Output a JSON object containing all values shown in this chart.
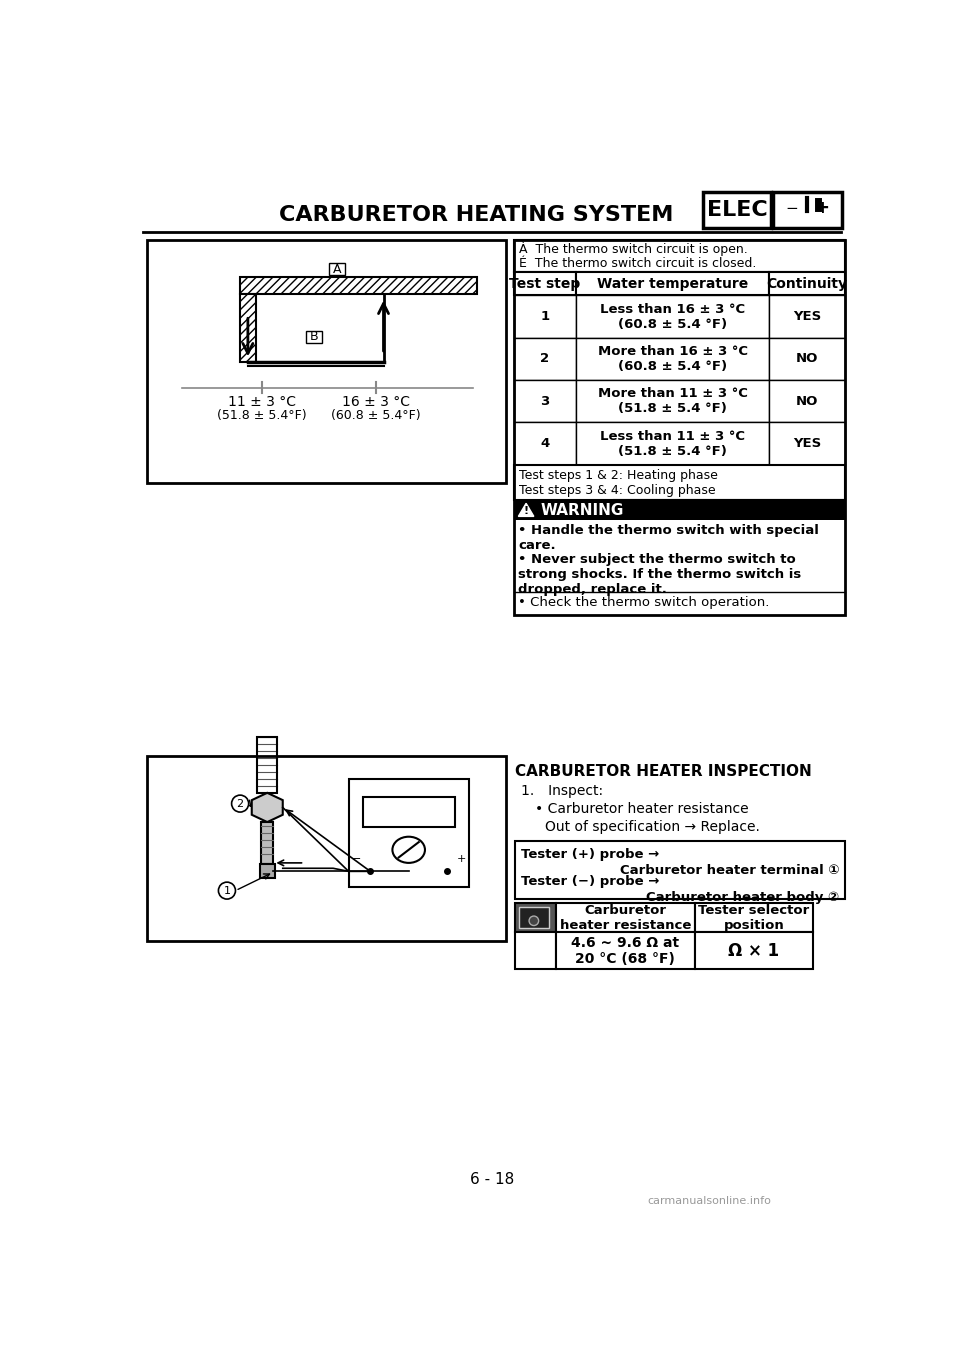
{
  "title": "CARBURETOR HEATING SYSTEM",
  "elec_label": "ELEC",
  "page_number": "6 - 18",
  "bg_color": "#ffffff",
  "note_a": "À  The thermo switch circuit is open.",
  "note_b": "É  The thermo switch circuit is closed.",
  "table_header": [
    "Test step",
    "Water temperature",
    "Continuity"
  ],
  "table_rows": [
    [
      "1",
      "Less than 16 ± 3 °C\n(60.8 ± 5.4 °F)",
      "YES"
    ],
    [
      "2",
      "More than 16 ± 3 °C\n(60.8 ± 5.4 °F)",
      "NO"
    ],
    [
      "3",
      "More than 11 ± 3 °C\n(51.8 ± 5.4 °F)",
      "NO"
    ],
    [
      "4",
      "Less than 11 ± 3 °C\n(51.8 ± 5.4 °F)",
      "YES"
    ]
  ],
  "phase_note": "Test steps 1 & 2: Heating phase\nTest steps 3 & 4: Cooling phase",
  "warning_text": "WARNING",
  "warning_bullet1": "Handle the thermo switch with special\ncare.",
  "warning_bullet2": "Never subject the thermo switch to\nstrong shocks. If the thermo switch is\ndropped, replace it.",
  "check_bullet": "Check the thermo switch operation.",
  "diagram_label_a": "A",
  "diagram_label_b": "B",
  "diagram_temp1": "11 ± 3 °C",
  "diagram_temp1_f": "(51.8 ± 5.4°F)",
  "diagram_temp2": "16 ± 3 °C",
  "diagram_temp2_f": "(60.8 ± 5.4°F)",
  "section2_title": "CARBURETOR HEATER INSPECTION",
  "inspect_step": "1. Inspect:",
  "inspect_bullet": "Carburetor heater resistance",
  "inspect_note": "Out of specification → Replace.",
  "tester_line1": "Tester (+) probe →",
  "tester_line2": "Carburetor heater terminal ①",
  "tester_line3": "Tester (−) probe →",
  "tester_line4": "Carburetor heater body ②",
  "spec_col1": "Carburetor\nheater resistance",
  "spec_col2": "Tester selector\nposition",
  "spec_val1": "4.6 ~ 9.6 Ω at\n20 °C (68 °F)",
  "spec_val2": "Ω × 1"
}
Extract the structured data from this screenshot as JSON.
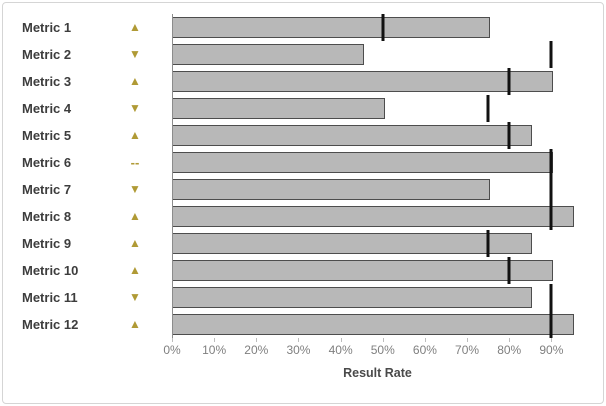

⁂

In the entries above, identify every line with the string "Less".

→ **Task answer**:
      "Less than 16 ± 3 °C\n(60.8 ± 5.4 °F)",
      "Less than 11 ± 3 °C\n(51.8 ± 5.4 °F)",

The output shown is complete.